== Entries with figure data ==
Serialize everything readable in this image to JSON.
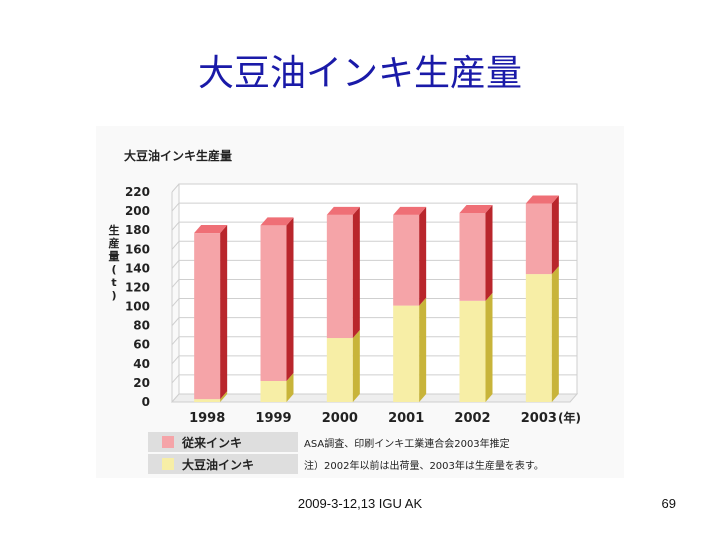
{
  "slide": {
    "title": "大豆油インキ生産量",
    "footer": "2009-3-12,13 IGU AK",
    "page_number": "69"
  },
  "colors": {
    "conventional_front": "#f5a4a8",
    "conventional_top": "#ef6f76",
    "conventional_side": "#b9262c",
    "soy_front": "#f7eea6",
    "soy_side": "#c8b43a",
    "grid": "#cfcfcf",
    "text": "#222222"
  },
  "chart_data": {
    "type": "bar",
    "stacked": true,
    "title": "大豆油インキ生産量",
    "ylabel": "生産量(t)",
    "xunit": "(年)",
    "categories": [
      "1998",
      "1999",
      "2000",
      "2001",
      "2002",
      "2003"
    ],
    "ylim": [
      0,
      220
    ],
    "yticks": [
      0,
      20,
      40,
      60,
      80,
      100,
      120,
      140,
      160,
      180,
      200,
      220
    ],
    "series": [
      {
        "name": "大豆油インキ",
        "values": [
          3,
          22,
          67,
          101,
          106,
          134
        ]
      },
      {
        "name": "従来インキ",
        "values": [
          174,
          163,
          129,
          95,
          92,
          74
        ]
      }
    ],
    "legend": [
      {
        "label": "従来インキ",
        "note": "ASA調査、印刷インキ工業連合会2003年推定"
      },
      {
        "label": "大豆油インキ",
        "note": "注）2002年以前は出荷量、2003年は生産量を表す。"
      }
    ],
    "legend_position": "bottom",
    "grid": true
  }
}
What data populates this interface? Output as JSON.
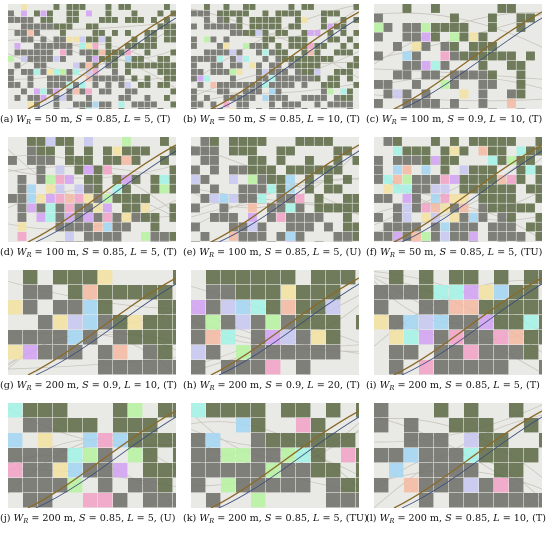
{
  "figure": {
    "panels": [
      {
        "label": "(a)",
        "wr": "50 m",
        "s": "0.85",
        "l": "5",
        "mode": "(T)",
        "density": 0.72,
        "cell": "small",
        "color_strength": 0.35
      },
      {
        "label": "(b)",
        "wr": "50 m",
        "s": "0.85",
        "l": "10",
        "mode": "(T)",
        "density": 0.7,
        "cell": "small",
        "color_strength": 0.3
      },
      {
        "label": "(c)",
        "wr": "100 m",
        "s": "0.9",
        "l": "10",
        "mode": "(T)",
        "density": 0.55,
        "cell": "medium",
        "color_strength": 0.35
      },
      {
        "label": "(d)",
        "wr": "100 m",
        "s": "0.85",
        "l": "5",
        "mode": "(T)",
        "density": 0.8,
        "cell": "medium",
        "color_strength": 0.55
      },
      {
        "label": "(e)",
        "wr": "100 m",
        "s": "0.85",
        "l": "5",
        "mode": "(U)",
        "density": 0.75,
        "cell": "medium",
        "color_strength": 0.35
      },
      {
        "label": "(f)",
        "wr": "50 m",
        "s": "0.85",
        "l": "5",
        "mode": "(TU)",
        "density": 0.8,
        "cell": "medium",
        "color_strength": 0.55
      },
      {
        "label": "(g)",
        "wr": "200 m",
        "s": "0.9",
        "l": "10",
        "mode": "(T)",
        "density": 0.92,
        "cell": "large",
        "color_strength": 0.65
      },
      {
        "label": "(h)",
        "wr": "200 m",
        "s": "0.9",
        "l": "20",
        "mode": "(T)",
        "density": 0.92,
        "cell": "large",
        "color_strength": 0.7
      },
      {
        "label": "(i)",
        "wr": "200 m",
        "s": "0.85",
        "l": "5",
        "mode": "(T)",
        "density": 0.9,
        "cell": "large",
        "color_strength": 0.55
      },
      {
        "label": "(j)",
        "wr": "200 m",
        "s": "0.85",
        "l": "5",
        "mode": "(U)",
        "density": 0.88,
        "cell": "large",
        "color_strength": 0.55
      },
      {
        "label": "(k)",
        "wr": "200 m",
        "s": "0.85",
        "l": "5",
        "mode": "(TU)",
        "density": 0.85,
        "cell": "large",
        "color_strength": 0.6
      },
      {
        "label": "(l)",
        "wr": "200 m",
        "s": "0.85",
        "l": "10",
        "mode": "(T)",
        "density": 0.8,
        "cell": "large",
        "color_strength": 0.3
      }
    ],
    "colors": {
      "cell_gray": "#6f6f6b",
      "cell_green": "#5d6b48",
      "road_brown": "#8a6a2a",
      "road_blue": "#3a4a7a",
      "background": "#e9e9e6",
      "tints": [
        "#f2a3c7",
        "#a3d6f2",
        "#b7f2a3",
        "#f2e1a3",
        "#d1a3f2",
        "#a3f2e6",
        "#f2b9a3",
        "#c7c7f2"
      ]
    }
  }
}
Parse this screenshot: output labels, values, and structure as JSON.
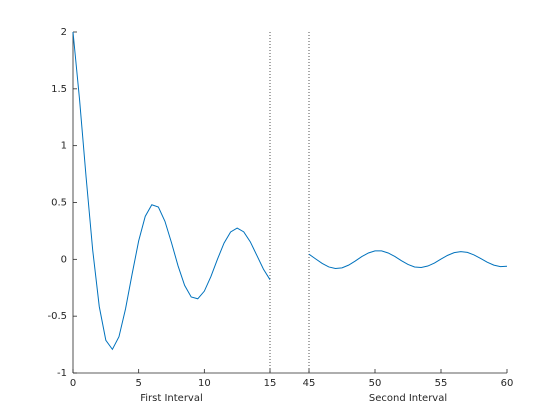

== EXERCISE ==
Write out the data precisely as given, excluding the pictures.

== TASK SOLUTION ==
Serialize everything readable in this image to JSON.
{
  "slide": {
    "title": "大豆油インキ生産量",
    "footer": "2009-3-12,13 IGU AK",
    "page_number": "69"
  },
  "colors": {
    "conventional_front": "#f5a4a8",
    "conventional_top": "#ef6f76",
    "conventional_side": "#b9262c",
    "soy_front": "#f7eea6",
    "soy_side": "#c8b43a",
    "grid": "#cfcfcf",
    "text": "#222222"
  },
  "chart_data": {
    "type": "bar",
    "stacked": true,
    "title": "大豆油インキ生産量",
    "ylabel": "生産量(t)",
    "xunit": "(年)",
    "categories": [
      "1998",
      "1999",
      "2000",
      "2001",
      "2002",
      "2003"
    ],
    "ylim": [
      0,
      220
    ],
    "yticks": [
      0,
      20,
      40,
      60,
      80,
      100,
      120,
      140,
      160,
      180,
      200,
      220
    ],
    "series": [
      {
        "name": "大豆油インキ",
        "values": [
          3,
          22,
          67,
          101,
          106,
          134
        ]
      },
      {
        "name": "従来インキ",
        "values": [
          174,
          163,
          129,
          95,
          92,
          74
        ]
      }
    ],
    "legend": [
      {
        "label": "従来インキ",
        "note": "ASA調査、印刷インキ工業連合会2003年推定"
      },
      {
        "label": "大豆油インキ",
        "note": "注）2002年以前は出荷量、2003年は生産量を表す。"
      }
    ],
    "legend_position": "bottom",
    "grid": true
  }
}
What data populates this interface? Output as JSON.
{
  "figure": {
    "panels": [
      {
        "label": "(a)",
        "wr": "50 m",
        "s": "0.85",
        "l": "5",
        "mode": "(T)",
        "density": 0.72,
        "cell": "small",
        "color_strength": 0.35
      },
      {
        "label": "(b)",
        "wr": "50 m",
        "s": "0.85",
        "l": "10",
        "mode": "(T)",
        "density": 0.7,
        "cell": "small",
        "color_strength": 0.3
      },
      {
        "label": "(c)",
        "wr": "100 m",
        "s": "0.9",
        "l": "10",
        "mode": "(T)",
        "density": 0.55,
        "cell": "medium",
        "color_strength": 0.35
      },
      {
        "label": "(d)",
        "wr": "100 m",
        "s": "0.85",
        "l": "5",
        "mode": "(T)",
        "density": 0.8,
        "cell": "medium",
        "color_strength": 0.55
      },
      {
        "label": "(e)",
        "wr": "100 m",
        "s": "0.85",
        "l": "5",
        "mode": "(U)",
        "density": 0.75,
        "cell": "medium",
        "color_strength": 0.35
      },
      {
        "label": "(f)",
        "wr": "50 m",
        "s": "0.85",
        "l": "5",
        "mode": "(TU)",
        "density": 0.8,
        "cell": "medium",
        "color_strength": 0.55
      },
      {
        "label": "(g)",
        "wr": "200 m",
        "s": "0.9",
        "l": "10",
        "mode": "(T)",
        "density": 0.92,
        "cell": "large",
        "color_strength": 0.65
      },
      {
        "label": "(h)",
        "wr": "200 m",
        "s": "0.9",
        "l": "20",
        "mode": "(T)",
        "density": 0.92,
        "cell": "large",
        "color_strength": 0.7
      },
      {
        "label": "(i)",
        "wr": "200 m",
        "s": "0.85",
        "l": "5",
        "mode": "(T)",
        "density": 0.9,
        "cell": "large",
        "color_strength": 0.55
      },
      {
        "label": "(j)",
        "wr": "200 m",
        "s": "0.85",
        "l": "5",
        "mode": "(U)",
        "density": 0.88,
        "cell": "large",
        "color_strength": 0.55
      },
      {
        "label": "(k)",
        "wr": "200 m",
        "s": "0.85",
        "l": "5",
        "mode": "(TU)",
        "density": 0.85,
        "cell": "large",
        "color_strength": 0.6
      },
      {
        "label": "(l)",
        "wr": "200 m",
        "s": "0.85",
        "l": "10",
        "mode": "(T)",
        "density": 0.8,
        "cell": "large",
        "color_strength": 0.3
      }
    ],
    "colors": {
      "cell_gray": "#6f6f6b",
      "cell_green": "#5d6b48",
      "road_brown": "#8a6a2a",
      "road_blue": "#3a4a7a",
      "background": "#e9e9e6",
      "tints": [
        "#f2a3c7",
        "#a3d6f2",
        "#b7f2a3",
        "#f2e1a3",
        "#d1a3f2",
        "#a3f2e6",
        "#f2b9a3",
        "#c7c7f2"
      ]
    }
  }
}
Parse this screenshot: output labels, values, and structure as JSON.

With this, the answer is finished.